Copy each line that holds "Named".
* * * *
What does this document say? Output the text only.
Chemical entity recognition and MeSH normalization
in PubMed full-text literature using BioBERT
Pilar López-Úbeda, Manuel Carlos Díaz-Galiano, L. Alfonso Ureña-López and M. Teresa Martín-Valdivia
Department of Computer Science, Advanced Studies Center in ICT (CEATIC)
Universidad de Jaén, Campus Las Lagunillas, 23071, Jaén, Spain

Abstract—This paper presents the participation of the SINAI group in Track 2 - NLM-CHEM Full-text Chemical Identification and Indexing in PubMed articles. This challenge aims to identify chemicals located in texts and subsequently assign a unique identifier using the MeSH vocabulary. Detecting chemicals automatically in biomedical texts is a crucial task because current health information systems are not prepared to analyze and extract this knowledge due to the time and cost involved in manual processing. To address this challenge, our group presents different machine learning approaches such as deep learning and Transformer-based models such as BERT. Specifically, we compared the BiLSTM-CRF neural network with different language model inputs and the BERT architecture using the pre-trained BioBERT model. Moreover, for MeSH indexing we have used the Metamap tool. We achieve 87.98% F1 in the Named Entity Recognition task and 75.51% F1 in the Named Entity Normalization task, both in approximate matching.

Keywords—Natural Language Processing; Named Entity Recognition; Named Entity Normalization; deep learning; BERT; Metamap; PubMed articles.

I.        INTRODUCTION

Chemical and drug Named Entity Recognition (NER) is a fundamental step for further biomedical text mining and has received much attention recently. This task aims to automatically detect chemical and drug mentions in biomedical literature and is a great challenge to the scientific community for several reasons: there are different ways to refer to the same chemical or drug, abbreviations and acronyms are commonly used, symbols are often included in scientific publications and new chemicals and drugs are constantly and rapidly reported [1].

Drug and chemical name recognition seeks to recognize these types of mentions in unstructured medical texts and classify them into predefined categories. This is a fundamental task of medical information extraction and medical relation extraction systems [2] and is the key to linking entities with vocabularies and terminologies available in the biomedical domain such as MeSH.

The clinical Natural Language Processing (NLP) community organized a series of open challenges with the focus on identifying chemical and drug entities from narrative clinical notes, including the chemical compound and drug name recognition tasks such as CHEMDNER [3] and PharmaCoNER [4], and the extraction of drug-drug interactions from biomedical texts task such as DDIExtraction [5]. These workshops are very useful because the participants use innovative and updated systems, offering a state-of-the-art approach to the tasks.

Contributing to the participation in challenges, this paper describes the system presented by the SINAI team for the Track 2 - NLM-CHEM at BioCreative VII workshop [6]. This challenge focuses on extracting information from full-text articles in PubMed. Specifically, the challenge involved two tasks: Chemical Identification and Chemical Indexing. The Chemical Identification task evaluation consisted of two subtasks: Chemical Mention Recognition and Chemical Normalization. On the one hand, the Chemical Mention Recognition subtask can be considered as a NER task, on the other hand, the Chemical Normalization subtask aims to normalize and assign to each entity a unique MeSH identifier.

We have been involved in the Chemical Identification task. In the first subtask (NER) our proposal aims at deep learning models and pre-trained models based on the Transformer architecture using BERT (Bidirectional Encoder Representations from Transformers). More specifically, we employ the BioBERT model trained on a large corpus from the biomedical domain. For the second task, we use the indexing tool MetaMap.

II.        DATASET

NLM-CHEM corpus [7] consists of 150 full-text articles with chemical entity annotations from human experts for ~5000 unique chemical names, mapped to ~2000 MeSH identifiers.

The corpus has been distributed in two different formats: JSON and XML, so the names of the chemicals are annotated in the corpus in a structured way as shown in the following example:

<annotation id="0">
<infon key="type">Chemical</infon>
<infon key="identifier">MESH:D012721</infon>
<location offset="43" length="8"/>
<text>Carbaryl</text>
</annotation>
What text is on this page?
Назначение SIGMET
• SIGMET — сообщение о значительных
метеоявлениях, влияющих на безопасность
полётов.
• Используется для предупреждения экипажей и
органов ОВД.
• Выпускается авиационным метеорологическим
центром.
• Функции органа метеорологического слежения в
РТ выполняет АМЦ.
* * * *
- RESULT OF THE EXERCISE
Abstract—This paper presents the participation of the SINAI group in Track 2 - NLM-CHEM Full-text Chemical Identification and Indexing in PubMed articles. This challenge aims to identify chemicals located in texts and subsequently assign a unique identifier using the MeSH vocabulary. Detecting chemicals automatically in biomedical texts is a crucial task because current health information systems are not prepared to analyze and extract this knowledge due to the time and cost involved in manual processing. To address this challenge, our group presents different machine learning approaches such as deep learning and Transformer-based models such as BERT. Specifically, we compared the BiLSTM-CRF neural network with different language model inputs and the BERT architecture using the pre-trained BioBERT model. Moreover, for MeSH indexing we have used the Metamap tool. We achieve 87.98% F1 in the Named Entity Recognition task and 75.51% F1 in the Named Entity Normalization task, both in approximate matching.
Keywords—Natural Language Processing; Named Entity Recognition; Named Entity Normalization; deep learning; BERT; Metamap; PubMed articles.
Chemical and drug Named Entity Recognition (NER) is a fundamental step for further biomedical text mining and has received much attention recently. This task aims to automatically detect chemical and drug mentions in biomedical literature and is a great challenge to the scientific community for several reasons: there are different ways to refer to the same chemical or drug, abbreviations and acronyms are commonly used, symbols are often included in scientific publications and new chemicals and drugs are constantly and rapidly reported [1].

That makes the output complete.